== What the task asks ==
List every line in this data where the string "брюки" occurs.
-------
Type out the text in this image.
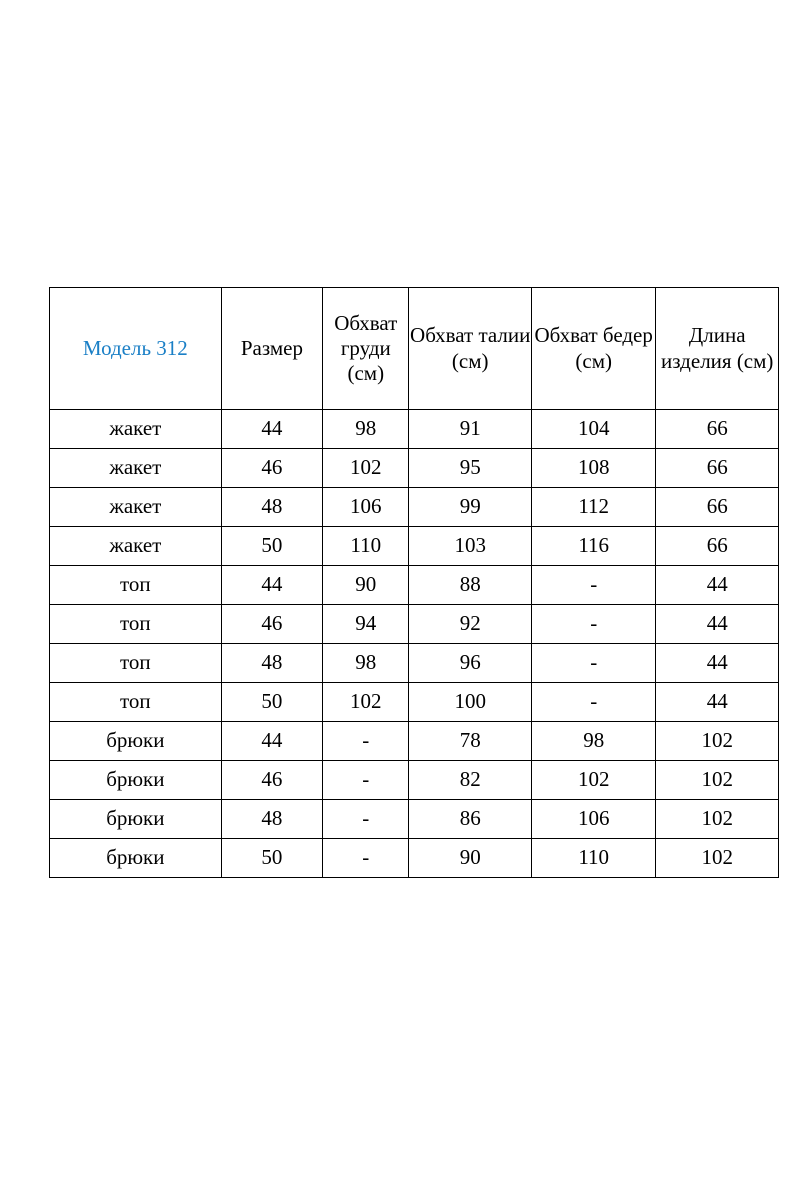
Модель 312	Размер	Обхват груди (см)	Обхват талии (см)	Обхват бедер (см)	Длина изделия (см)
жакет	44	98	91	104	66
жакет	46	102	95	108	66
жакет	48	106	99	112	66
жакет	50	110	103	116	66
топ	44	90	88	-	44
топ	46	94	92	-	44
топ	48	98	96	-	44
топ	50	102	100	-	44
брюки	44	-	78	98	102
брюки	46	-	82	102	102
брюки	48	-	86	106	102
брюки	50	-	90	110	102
-------
== Worked solution ==
брюки	44	-	78	98	102
брюки	46	-	82	102	102
брюки	48	-	86	106	102
брюки	50	-	90	110	102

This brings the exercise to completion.